* **Excerpt to read**:
******************************

The following blog is adapted from the book Industrial Cybersecurity Case Studies and Best Practices, authored by Steve Mustard. More excerpts will be following in the coming weeks. See Excerpt #1 here. See Excerpt #2 here. See Excerpt #3 here.
NEW: See Steve Mustard's October 2022 appearance on NasdaqTV here.
What We Can Learn from the Safety Culture
Visit any OT facility today and you will likely find several obvious cybersecurity policy violations or bad practices. Typical examples include the following:
- Poor physical security, such as unlocked equipment rooms or keys permanently left in equipment cabinet doors.
- Uncontrolled removable media used to transfer data.
- Poor electronic security, such as leaving user credentials visible. See Figure 1 for a real example of this bad practice.
Even in regulated industries, compliance with cybersecurity regulations is, at the time of this writing, not where it should be. In 2019, Duke Energy was fined $10 million by the North American Electric Reliability Corporation (NERC) for 127 violations of the NERC Critical Infrastructure Protection (CIP) regulations between 2015 and 2018. Although this was an unusually large fine (consistent with a major regulatory violation), NERC continues to fine companies that fail to follow its cybersecurity regulations.
Figure 1. Control Room Console with User Credentials Visible on a Permanent Label.
Accidental acts are a significant contributor to the totality of cybersecurity incidents today and have been since record keeping began. Surveys from IBM, Verizon, and others consistently show that the majority of cybersecurity incidents are caused by human error.
Figure 2 shows a bowtie diagram representing the potential threats to an organization with a co-mingled IT and OT network, and include significant contributions from human error. These threats could result in a loss of visibility or control on OT systems, as well as exfiltration of sensitive information from IT systems or ransomware compromise of these systems.
Figure 2. Bowtie diagram showing potential for human error.
The bowtie diagram shows that the mitigations for the human error threat are heavily dependent on administrative controls. These include a well-managed access control process that limits elevated access to a small group of competent users, and rigorous procedures for tasks performed by users with elevated access.
James Reason, professor emeritus of psychology at the University of Manchester, is the creator of the Swiss cheese model of accident causation. He believes an effective safety culture requires a constant high level of respect for anything that might defeat safety systems. He says the key is “not forgetting to be afraid.” Well-designed systems with multiple layers of protection are designed to ensure that no single failure will lead to an accident. Such systems result in an “absence of sufficient accidents to steer by.” This eats away at the desired state of “intelligent and respectful wariness.”

******************************

* **Provided records**:
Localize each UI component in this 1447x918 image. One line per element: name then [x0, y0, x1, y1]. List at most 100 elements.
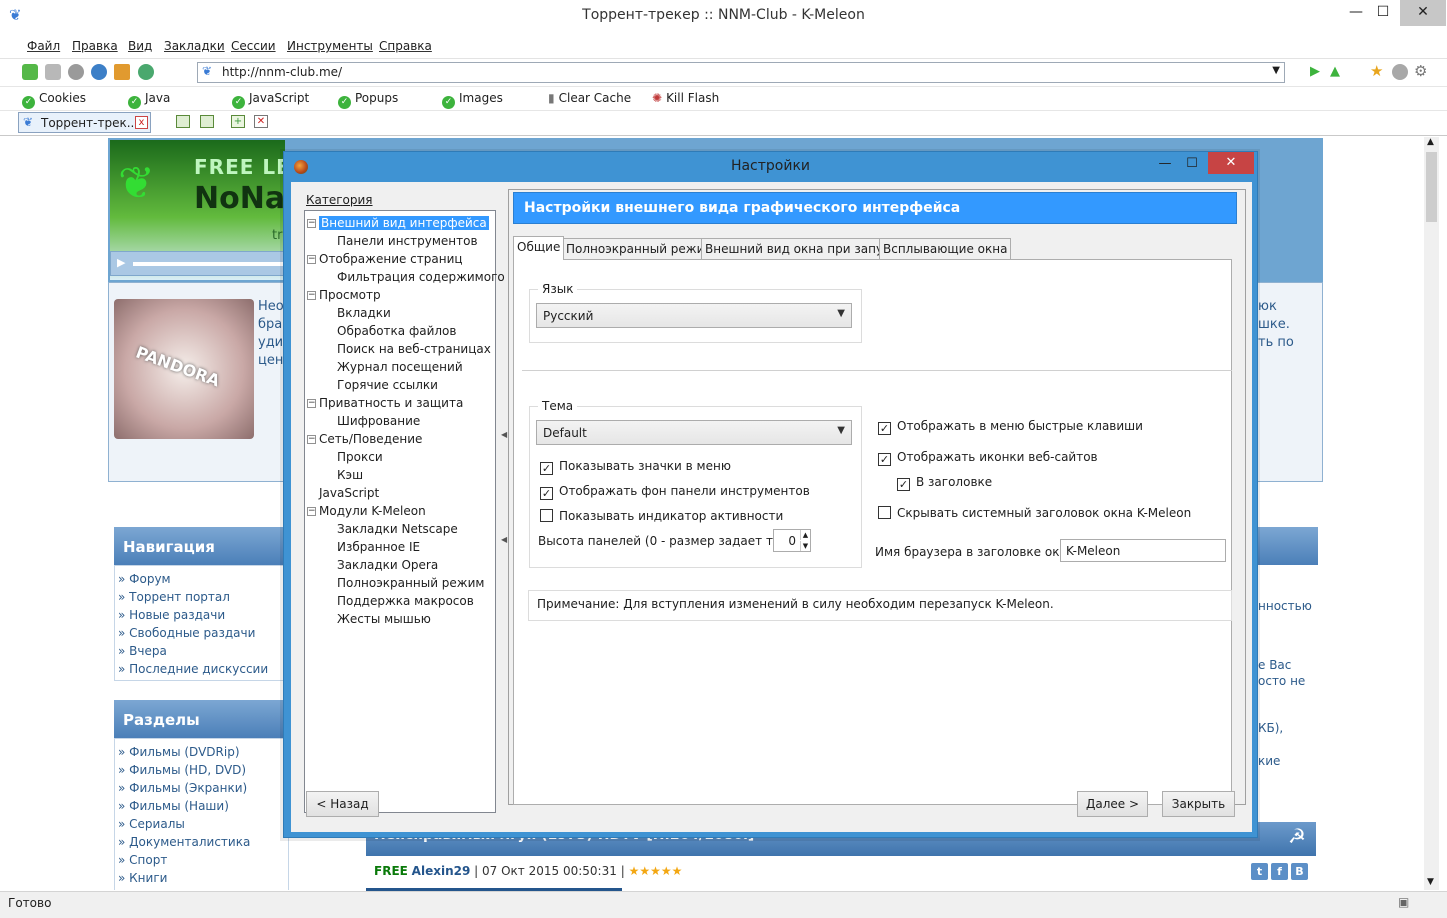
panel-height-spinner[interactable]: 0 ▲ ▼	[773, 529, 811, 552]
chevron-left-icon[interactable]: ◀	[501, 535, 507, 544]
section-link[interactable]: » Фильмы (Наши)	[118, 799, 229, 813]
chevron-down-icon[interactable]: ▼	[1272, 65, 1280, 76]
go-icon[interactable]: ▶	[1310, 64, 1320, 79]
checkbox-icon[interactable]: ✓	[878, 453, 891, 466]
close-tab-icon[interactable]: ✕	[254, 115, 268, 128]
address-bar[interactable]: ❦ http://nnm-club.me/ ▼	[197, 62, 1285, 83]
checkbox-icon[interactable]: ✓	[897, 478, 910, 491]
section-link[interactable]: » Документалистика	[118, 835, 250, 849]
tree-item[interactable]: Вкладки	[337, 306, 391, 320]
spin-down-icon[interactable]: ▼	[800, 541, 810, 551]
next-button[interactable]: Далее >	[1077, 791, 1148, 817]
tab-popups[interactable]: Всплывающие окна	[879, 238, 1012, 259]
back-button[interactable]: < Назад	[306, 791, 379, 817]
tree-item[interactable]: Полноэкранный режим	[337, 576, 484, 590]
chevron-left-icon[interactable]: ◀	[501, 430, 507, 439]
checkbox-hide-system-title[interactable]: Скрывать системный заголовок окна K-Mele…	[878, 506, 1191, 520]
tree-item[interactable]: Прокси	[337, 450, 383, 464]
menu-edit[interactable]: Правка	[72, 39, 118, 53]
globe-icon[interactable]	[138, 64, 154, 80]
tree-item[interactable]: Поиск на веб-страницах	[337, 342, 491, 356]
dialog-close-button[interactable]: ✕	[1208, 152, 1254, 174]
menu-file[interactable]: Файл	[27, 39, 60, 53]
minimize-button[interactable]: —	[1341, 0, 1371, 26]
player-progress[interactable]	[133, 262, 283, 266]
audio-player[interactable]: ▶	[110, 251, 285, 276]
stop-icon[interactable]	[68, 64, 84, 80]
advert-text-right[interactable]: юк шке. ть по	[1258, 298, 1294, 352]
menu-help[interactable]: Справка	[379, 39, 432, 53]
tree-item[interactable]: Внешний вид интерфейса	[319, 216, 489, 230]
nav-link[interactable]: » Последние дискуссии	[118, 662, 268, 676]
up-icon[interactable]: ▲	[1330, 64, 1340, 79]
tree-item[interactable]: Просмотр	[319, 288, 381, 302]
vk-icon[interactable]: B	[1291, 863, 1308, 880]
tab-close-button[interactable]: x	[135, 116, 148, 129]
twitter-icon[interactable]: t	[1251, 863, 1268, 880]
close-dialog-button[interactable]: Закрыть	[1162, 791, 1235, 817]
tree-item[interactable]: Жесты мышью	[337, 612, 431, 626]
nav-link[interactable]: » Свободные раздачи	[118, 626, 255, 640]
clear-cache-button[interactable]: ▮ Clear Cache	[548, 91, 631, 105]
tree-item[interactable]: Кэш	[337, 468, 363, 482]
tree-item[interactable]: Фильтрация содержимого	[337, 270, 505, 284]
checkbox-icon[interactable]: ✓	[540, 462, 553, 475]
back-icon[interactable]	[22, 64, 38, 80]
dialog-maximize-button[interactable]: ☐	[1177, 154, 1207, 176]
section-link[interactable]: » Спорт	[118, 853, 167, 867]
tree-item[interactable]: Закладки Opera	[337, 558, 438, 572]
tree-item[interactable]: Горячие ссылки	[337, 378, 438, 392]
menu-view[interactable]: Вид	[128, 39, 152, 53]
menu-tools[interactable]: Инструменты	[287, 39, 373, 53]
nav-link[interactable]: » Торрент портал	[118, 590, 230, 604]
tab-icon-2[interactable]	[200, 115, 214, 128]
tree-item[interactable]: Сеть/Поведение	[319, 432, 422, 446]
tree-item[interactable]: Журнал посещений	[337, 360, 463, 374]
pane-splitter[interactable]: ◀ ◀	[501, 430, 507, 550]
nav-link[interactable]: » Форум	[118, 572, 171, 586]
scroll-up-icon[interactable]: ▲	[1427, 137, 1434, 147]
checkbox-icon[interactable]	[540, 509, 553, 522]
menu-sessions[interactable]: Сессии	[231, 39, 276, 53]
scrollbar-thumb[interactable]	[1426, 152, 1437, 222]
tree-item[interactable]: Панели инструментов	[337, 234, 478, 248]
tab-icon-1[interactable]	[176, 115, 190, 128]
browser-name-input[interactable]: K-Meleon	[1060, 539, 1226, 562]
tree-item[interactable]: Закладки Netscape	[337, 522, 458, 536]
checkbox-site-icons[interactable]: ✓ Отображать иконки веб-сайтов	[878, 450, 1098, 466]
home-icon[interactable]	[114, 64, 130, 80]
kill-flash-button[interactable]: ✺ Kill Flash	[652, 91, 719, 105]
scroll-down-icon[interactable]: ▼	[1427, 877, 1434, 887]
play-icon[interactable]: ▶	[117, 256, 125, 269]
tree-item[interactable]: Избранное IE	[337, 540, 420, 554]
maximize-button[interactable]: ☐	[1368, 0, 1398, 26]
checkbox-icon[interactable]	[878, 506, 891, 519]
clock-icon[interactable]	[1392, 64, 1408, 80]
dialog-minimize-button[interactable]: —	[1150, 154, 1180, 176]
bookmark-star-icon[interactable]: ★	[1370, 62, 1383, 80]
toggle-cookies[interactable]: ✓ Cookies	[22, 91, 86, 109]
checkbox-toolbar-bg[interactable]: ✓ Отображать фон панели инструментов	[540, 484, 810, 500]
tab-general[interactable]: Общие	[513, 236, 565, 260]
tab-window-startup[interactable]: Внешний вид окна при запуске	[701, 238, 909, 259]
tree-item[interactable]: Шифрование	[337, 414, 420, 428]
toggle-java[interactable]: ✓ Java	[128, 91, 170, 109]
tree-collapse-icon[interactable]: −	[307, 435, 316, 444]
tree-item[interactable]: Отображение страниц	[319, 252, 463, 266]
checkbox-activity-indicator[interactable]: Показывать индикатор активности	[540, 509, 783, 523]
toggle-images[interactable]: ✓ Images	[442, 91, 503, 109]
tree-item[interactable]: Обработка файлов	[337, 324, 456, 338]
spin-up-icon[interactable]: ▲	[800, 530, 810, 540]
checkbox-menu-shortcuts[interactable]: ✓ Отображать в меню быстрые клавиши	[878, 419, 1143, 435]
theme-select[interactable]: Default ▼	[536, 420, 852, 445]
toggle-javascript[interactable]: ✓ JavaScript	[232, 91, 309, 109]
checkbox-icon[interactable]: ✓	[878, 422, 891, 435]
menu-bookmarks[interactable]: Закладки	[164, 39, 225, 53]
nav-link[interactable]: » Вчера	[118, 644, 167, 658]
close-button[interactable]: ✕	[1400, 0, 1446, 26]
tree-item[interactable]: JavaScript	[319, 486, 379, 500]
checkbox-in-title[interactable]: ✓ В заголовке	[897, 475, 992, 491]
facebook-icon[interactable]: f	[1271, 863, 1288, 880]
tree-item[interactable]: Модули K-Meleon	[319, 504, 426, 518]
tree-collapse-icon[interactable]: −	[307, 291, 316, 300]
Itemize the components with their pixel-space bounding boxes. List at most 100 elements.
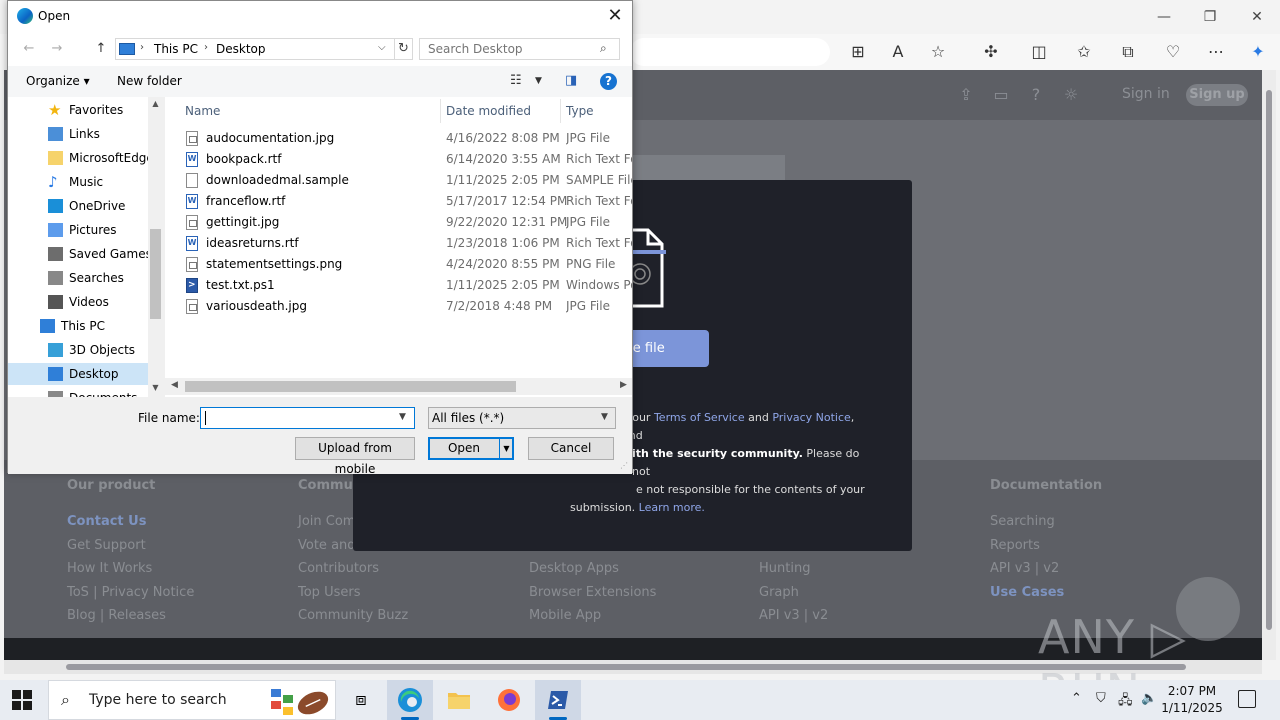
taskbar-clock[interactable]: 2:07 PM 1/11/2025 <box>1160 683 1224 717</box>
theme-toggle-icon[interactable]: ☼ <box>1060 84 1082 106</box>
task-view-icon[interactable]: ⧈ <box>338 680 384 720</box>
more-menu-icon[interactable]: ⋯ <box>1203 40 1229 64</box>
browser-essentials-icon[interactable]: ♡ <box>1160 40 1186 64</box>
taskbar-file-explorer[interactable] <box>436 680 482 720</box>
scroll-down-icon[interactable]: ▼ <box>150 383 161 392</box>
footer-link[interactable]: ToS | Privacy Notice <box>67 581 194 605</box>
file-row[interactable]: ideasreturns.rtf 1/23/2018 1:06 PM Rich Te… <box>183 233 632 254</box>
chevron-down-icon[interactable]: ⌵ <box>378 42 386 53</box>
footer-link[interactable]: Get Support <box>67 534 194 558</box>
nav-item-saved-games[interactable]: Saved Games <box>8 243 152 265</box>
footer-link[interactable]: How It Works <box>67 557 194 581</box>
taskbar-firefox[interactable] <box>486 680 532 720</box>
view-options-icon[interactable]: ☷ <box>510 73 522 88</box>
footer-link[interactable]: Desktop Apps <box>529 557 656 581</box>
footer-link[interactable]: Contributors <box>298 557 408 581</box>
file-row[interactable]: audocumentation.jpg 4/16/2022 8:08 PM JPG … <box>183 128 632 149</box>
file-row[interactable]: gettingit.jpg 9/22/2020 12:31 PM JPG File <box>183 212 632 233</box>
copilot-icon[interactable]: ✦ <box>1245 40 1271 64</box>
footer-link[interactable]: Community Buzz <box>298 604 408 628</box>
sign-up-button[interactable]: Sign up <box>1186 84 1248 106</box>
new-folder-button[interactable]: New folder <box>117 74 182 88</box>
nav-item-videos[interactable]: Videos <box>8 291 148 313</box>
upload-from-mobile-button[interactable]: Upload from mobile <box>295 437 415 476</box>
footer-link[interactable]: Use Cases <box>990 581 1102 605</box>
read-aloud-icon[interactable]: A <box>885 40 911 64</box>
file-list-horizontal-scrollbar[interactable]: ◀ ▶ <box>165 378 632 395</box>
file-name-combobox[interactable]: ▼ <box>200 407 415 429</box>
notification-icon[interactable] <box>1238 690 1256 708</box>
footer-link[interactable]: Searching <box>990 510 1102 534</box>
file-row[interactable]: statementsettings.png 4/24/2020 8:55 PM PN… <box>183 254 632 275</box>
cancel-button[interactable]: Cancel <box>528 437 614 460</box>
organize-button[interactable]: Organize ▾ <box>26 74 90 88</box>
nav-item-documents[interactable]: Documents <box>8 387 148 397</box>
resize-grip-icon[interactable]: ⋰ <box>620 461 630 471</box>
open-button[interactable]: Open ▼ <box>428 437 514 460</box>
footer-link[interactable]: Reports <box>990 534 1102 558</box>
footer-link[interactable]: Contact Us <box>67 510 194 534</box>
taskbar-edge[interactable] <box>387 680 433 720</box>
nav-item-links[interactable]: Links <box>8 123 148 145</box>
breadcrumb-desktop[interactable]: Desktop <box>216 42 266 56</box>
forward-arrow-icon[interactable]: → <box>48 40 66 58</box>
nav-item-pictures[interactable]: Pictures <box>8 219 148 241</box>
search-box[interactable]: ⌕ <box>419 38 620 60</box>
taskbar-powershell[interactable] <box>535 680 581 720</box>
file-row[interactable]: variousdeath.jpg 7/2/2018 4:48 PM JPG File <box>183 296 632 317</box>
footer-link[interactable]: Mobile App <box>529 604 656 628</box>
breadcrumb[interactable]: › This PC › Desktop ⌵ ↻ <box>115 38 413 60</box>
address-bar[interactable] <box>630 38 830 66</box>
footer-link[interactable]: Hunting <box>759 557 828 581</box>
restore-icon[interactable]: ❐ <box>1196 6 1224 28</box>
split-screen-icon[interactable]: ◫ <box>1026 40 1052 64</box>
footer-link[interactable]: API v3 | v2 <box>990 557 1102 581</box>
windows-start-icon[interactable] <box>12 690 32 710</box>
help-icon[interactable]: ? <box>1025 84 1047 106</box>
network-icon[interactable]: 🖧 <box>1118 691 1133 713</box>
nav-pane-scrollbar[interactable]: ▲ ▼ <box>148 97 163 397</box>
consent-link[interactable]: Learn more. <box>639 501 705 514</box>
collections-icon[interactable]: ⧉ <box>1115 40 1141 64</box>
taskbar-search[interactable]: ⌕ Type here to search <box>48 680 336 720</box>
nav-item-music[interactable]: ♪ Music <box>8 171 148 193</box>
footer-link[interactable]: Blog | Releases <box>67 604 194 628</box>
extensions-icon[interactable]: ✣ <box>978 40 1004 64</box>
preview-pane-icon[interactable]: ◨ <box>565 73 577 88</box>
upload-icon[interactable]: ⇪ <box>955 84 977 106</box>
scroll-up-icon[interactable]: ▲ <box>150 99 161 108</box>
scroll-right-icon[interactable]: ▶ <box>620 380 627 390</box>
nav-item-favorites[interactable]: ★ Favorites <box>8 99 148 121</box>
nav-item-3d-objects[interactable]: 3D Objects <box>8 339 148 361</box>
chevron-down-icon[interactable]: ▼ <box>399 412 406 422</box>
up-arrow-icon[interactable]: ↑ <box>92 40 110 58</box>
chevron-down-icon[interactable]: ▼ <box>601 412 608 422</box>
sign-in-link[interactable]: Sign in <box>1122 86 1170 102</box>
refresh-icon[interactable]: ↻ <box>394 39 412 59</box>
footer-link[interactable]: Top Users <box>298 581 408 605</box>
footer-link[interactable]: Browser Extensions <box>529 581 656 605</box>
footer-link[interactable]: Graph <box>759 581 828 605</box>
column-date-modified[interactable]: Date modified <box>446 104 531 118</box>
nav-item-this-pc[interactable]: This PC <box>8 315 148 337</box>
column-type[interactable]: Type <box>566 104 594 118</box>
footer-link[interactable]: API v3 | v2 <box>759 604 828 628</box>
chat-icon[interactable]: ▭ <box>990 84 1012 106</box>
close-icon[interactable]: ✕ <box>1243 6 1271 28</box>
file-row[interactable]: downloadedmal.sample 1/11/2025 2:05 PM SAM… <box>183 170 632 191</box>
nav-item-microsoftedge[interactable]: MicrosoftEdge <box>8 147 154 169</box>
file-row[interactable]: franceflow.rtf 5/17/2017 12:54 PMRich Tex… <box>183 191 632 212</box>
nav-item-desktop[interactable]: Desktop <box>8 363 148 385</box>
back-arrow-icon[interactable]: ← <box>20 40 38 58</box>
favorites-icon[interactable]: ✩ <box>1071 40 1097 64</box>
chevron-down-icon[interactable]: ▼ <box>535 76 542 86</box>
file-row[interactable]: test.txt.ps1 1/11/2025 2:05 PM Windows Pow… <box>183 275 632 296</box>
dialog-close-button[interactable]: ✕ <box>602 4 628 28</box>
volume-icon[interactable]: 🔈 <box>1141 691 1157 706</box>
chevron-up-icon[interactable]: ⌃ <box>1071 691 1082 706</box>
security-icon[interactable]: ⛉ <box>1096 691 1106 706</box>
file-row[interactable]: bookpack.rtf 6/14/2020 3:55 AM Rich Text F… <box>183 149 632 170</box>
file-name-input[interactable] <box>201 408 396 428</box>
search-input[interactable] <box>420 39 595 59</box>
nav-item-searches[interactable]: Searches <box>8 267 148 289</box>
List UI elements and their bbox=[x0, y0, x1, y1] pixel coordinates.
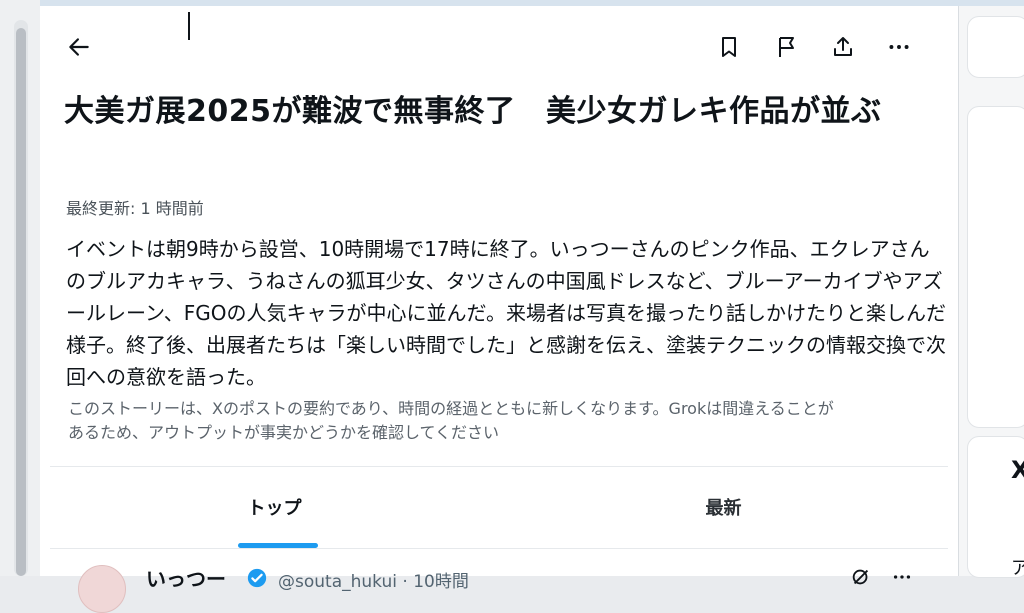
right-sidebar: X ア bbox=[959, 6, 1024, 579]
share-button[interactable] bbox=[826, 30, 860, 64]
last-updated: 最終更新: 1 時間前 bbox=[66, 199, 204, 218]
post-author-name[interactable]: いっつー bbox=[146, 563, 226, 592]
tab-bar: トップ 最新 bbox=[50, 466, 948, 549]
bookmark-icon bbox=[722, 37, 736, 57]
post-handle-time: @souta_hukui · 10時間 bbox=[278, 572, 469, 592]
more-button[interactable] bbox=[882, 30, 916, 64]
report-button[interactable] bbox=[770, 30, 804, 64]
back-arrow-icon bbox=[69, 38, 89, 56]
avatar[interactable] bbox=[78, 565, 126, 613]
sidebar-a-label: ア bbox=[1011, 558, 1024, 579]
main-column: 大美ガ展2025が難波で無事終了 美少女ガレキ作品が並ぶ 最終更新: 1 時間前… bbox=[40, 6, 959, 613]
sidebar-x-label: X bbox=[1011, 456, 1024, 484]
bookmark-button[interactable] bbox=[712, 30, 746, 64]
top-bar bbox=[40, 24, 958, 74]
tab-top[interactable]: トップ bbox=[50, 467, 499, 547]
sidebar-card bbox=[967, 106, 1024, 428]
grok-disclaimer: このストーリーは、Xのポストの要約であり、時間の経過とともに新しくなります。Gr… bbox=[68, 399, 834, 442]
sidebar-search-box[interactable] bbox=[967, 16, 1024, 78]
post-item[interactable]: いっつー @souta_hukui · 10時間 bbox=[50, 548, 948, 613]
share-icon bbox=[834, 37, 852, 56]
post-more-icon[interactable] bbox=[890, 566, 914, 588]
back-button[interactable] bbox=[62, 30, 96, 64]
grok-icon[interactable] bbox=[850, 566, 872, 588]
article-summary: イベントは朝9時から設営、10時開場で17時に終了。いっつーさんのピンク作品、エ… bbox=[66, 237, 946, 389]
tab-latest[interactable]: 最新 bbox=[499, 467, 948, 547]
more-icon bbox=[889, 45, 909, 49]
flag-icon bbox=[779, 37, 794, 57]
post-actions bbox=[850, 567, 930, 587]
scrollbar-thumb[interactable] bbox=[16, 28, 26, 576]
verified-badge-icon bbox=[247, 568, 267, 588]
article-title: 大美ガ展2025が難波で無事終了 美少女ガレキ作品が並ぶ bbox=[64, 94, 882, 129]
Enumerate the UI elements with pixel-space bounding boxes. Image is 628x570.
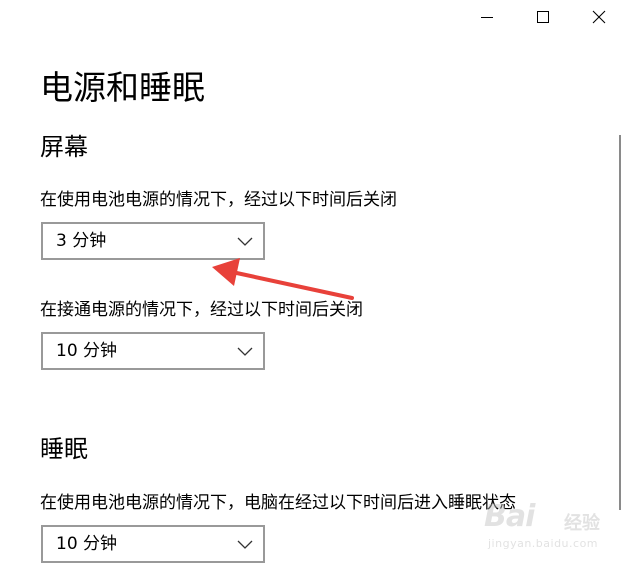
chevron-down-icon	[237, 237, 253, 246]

******************************

* **What the task requires**: Translate this sentence from the cybersecurity excerpt into Spanish: "Surveys from IBM, Verizon, and others consistently show that the majority of cybersecurity incidents are caused by human error." The records have no connection to the cybersecurity excerpt.

* **Reply to the exercise**: Las encuestas de IBM, Verizon y otros muestran de manera constante que la mayoría de los incidentes de ciberseguridad son causados por errores humanos.